What you should do. Omit all pictures and give the records below again exactly as written.

[Lines of data]

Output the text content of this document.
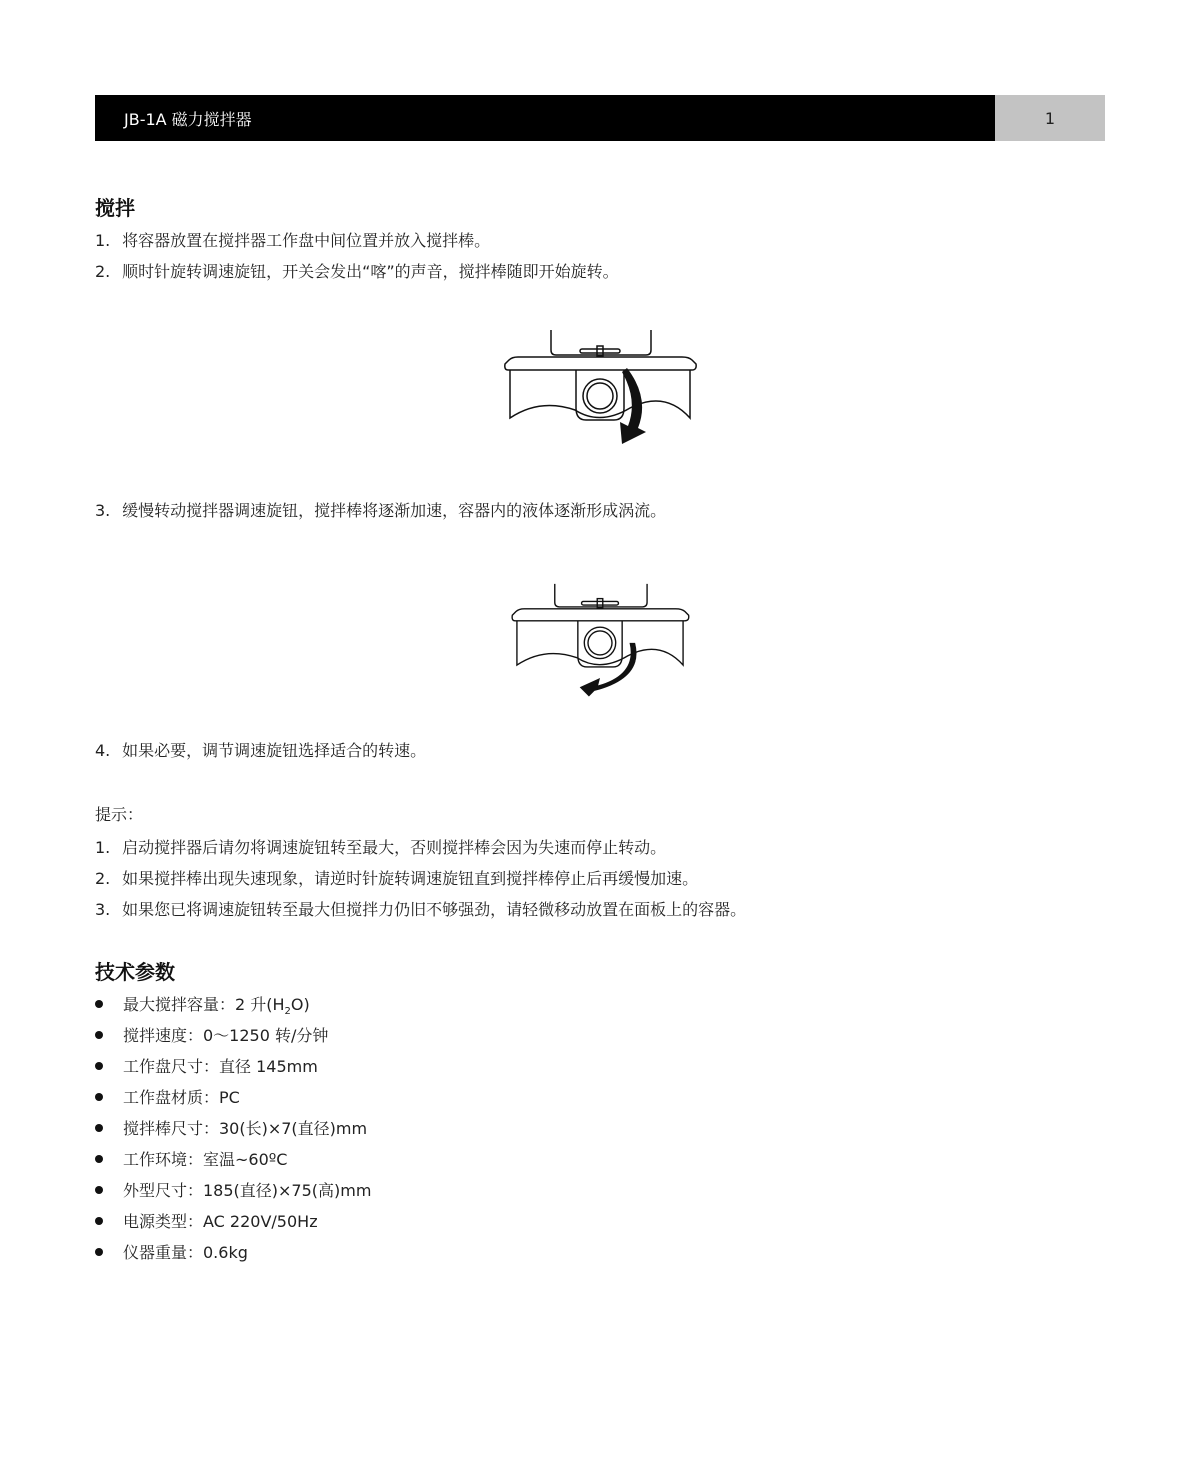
JB-1A 磁力搅拌器	1
搅拌
1. 将容器放置在搅拌器工作盘中间位置并放入搅拌棒。
2. 顺时针旋转调速旋钮，开关会发出“喀”的声音，搅拌棒随即开始旋转。
3. 缓慢转动搅拌器调速旋钮，搅拌棒将逐渐加速，容器内的液体逐渐形成涡流。
4. 如果必要，调节调速旋钮选择适合的转速。
提示：
1. 启动搅拌器后请勿将调速旋钮转至最大，否则搅拌棒会因为失速而停止转动。
2. 如果搅拌棒出现失速现象，请逆时针旋转调速旋钮直到搅拌棒停止后再缓慢加速。
3. 如果您已将调速旋钮转至最大但搅拌力仍旧不够强劲，请轻微移动放置在面板上的容器。
技术参数
最大搅拌容量：2 升$(H_2O)$
搅拌速度：0～1250 转/分钟
工作盘尺寸：直径 145mm
工作盘材质：PC
搅拌棒尺寸：30(长)×7(直径)mm
工作环境：室温~60ºC
外型尺寸：185(直径)×75(高)mm
电源类型：AC 220V/50Hz
仪器重量：0.6kg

Reply to the task.
Output the text content of this document.
JB-1A 磁力搅拌器	1
搅拌
1. 将容器放置在搅拌器工作盘中间位置并放入搅拌棒。
2. 顺时针旋转调速旋钮，开关会发出“喀”的声音，搅拌棒随即开始旋转。
3. 缓慢转动搅拌器调速旋钮，搅拌棒将逐渐加速，容器内的液体逐渐形成涡流。
4. 如果必要，调节调速旋钮选择适合的转速。
提示：
1. 启动搅拌器后请勿将调速旋钮转至最大，否则搅拌棒会因为失速而停止转动。
2. 如果搅拌棒出现失速现象，请逆时针旋转调速旋钮直到搅拌棒停止后再缓慢加速。
3. 如果您已将调速旋钮转至最大但搅拌力仍旧不够强劲，请轻微移动放置在面板上的容器。
技术参数
最大搅拌容量：2 升$(H_2O)$
搅拌速度：0～1250 转/分钟
工作盘尺寸：直径 145mm
工作盘材质：PC
搅拌棒尺寸：30(长)×7(直径)mm
工作环境：室温~60ºC
外型尺寸：185(直径)×75(高)mm
电源类型：AC 220V/50Hz
仪器重量：0.6kg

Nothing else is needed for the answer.